> **COMPLETE THE FOLLOWING**
• a. Answer these from the text on IBM's Watson:
(i) How much has IBM spent on Watson, according to the WSJ?
(ii) Which game show did Watson win in 2011?
(iii) According to STAT, how long did it take to train Watson in seven types of cancers?
• b. In the text on IBM's Watson, shorten the paragraph beginning "The WSJ claims Watson" and keep its main facts.

> **READING TEXT**
■ ■ ■ ■ ■ ■ ■
The WSJ claims Watson often “didn’t add much value” or “wasn’t accurate.” This lackluster assessment is blamed on Watson’s inability to keep pace with fast-evolving treatment guidelines, as well as its inability to accurately evaluate reoccurring or rare cancers. Despite the more than $15 billion IBM has spent on Watson, the WSJ reports there is no published research showing Watson improving patient outcomes.
“The discomfort that I have—and that others have had with using it—has been the sense that you never know how much faith you can put in those results,” Wartman said.
Rudimentary Not Revolutionary Intelligence, STAT Notes
IBM’s Watson made headlines in 2011 when it won a head-to-head competition against two champions on the game show “Jeopardy.” Soon after, IBM announced it would make Watson available for medical applications, giving rise to the idea of “Dr. Watson.”
In a 2017 investigation, however, published on STAT, Watson is described as in its “toddler stage,” falling far short of IBM’s depiction of Watson as a “digital prodigy.”
“Perhaps the most stunning overreach is in [IBM’s] claim that Watson-for-Oncology, through artificial intelligence, can sift through reams of data to generate new insights and identify, as an IBM sales rep put it, ‘even new approaches’ to cancer care,” the STAT article notes. “STAT found that the system doesn’t create new knowledge and is artificially intelligent only in the most rudimentary sense of the term.”
STAT reported it had taken six years for data engineers and doctors to train Watson in just seven types of cancers and keep the system updated with the latest knowledge.
“IBM spun a story about how Watson could improve cancer treatment that was superficially plausible—there are thousands of research papers published every year and no doctor can read them all,” Howard told HealthNewsReview.org. “However, the problem is not that there is too much information, but rather there is too little. Only a handful of published articles are high-quality, randomized trials. In many cases, oncologists have to choose between drugs that have never been directly compared in a randomized trial.”
■ ■ ■ ■ ■ ■ ■
Dataset entries
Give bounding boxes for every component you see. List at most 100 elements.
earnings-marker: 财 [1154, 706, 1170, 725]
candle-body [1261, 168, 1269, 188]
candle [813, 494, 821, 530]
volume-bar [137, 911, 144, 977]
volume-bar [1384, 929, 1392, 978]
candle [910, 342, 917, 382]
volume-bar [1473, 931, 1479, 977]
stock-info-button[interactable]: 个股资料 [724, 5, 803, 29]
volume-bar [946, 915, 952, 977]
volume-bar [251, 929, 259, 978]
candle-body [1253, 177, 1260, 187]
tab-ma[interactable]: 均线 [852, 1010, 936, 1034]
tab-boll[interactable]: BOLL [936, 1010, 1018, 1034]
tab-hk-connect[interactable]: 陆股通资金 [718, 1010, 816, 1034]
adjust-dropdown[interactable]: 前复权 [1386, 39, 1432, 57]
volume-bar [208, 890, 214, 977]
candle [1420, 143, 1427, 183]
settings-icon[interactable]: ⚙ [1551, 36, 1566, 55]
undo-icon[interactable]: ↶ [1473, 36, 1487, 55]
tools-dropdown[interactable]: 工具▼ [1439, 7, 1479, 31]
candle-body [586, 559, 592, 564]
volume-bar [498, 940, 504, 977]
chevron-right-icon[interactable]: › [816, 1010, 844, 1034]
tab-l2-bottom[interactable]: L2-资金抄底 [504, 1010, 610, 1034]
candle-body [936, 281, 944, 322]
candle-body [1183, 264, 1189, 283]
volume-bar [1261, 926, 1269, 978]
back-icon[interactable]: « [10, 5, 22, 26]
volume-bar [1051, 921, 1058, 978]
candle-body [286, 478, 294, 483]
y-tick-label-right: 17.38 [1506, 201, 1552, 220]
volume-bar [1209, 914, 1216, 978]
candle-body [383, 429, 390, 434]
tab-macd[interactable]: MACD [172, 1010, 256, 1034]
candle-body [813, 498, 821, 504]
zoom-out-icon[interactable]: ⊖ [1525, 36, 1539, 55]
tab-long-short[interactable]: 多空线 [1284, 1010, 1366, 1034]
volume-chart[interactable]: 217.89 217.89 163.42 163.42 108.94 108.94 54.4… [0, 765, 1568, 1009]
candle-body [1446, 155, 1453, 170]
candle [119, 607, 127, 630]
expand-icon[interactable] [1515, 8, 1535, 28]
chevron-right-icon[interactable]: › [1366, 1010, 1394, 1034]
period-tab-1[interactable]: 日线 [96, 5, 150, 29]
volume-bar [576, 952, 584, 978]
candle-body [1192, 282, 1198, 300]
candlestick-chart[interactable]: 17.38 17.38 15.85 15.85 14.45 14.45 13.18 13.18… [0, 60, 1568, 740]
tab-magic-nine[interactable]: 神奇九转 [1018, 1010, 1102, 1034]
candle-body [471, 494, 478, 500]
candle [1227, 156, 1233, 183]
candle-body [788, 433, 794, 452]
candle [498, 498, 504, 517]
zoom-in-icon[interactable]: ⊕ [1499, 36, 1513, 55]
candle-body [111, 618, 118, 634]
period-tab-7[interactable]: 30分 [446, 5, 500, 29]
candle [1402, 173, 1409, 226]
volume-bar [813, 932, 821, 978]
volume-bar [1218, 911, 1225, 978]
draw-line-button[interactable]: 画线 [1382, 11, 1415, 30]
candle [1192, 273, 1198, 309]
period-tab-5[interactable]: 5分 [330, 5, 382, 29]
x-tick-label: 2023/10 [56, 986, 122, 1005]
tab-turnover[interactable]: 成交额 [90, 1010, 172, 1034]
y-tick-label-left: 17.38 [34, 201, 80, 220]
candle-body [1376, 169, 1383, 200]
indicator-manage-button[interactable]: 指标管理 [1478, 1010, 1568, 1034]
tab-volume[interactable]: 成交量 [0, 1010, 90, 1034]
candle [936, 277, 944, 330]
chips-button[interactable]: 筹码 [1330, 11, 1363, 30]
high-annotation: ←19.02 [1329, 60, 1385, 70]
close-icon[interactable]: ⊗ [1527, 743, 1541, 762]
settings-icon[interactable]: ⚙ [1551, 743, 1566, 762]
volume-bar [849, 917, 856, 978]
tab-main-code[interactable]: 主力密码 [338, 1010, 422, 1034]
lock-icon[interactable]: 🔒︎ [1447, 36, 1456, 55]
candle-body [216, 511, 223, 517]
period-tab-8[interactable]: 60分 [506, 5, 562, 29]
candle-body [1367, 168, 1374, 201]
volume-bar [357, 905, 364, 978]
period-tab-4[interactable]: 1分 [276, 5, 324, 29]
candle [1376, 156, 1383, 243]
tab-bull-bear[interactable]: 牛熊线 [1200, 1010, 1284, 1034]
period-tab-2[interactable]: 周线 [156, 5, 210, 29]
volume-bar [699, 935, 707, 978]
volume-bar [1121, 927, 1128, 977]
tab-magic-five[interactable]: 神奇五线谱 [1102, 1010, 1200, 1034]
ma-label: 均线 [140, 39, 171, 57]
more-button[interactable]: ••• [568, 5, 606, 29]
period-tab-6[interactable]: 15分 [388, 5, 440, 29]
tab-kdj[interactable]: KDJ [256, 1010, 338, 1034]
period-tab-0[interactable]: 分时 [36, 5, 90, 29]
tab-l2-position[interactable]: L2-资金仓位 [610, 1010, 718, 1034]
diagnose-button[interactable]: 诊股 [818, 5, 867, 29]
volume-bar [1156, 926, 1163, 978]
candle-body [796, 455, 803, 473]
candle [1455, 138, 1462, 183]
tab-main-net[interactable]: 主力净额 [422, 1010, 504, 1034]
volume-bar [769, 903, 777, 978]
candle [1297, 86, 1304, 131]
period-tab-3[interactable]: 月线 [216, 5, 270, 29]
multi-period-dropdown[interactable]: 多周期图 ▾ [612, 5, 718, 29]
■ ■ ■ ■ ■ ■ ■
> **TASK RESPONSES**
• a.
(i) More than $15 billion
(ii) "Jeopardy"
(iii) Six years

• b. The WSJ says Watson often added little value or was inaccurate. It blames Watson's failure to keep up with fast-changing treatment guidelines and to correctly evaluate reoccurring or rare cancers. IBM has spent more than $15 billion on Watson, yet no published research shows it improving patient outcomes.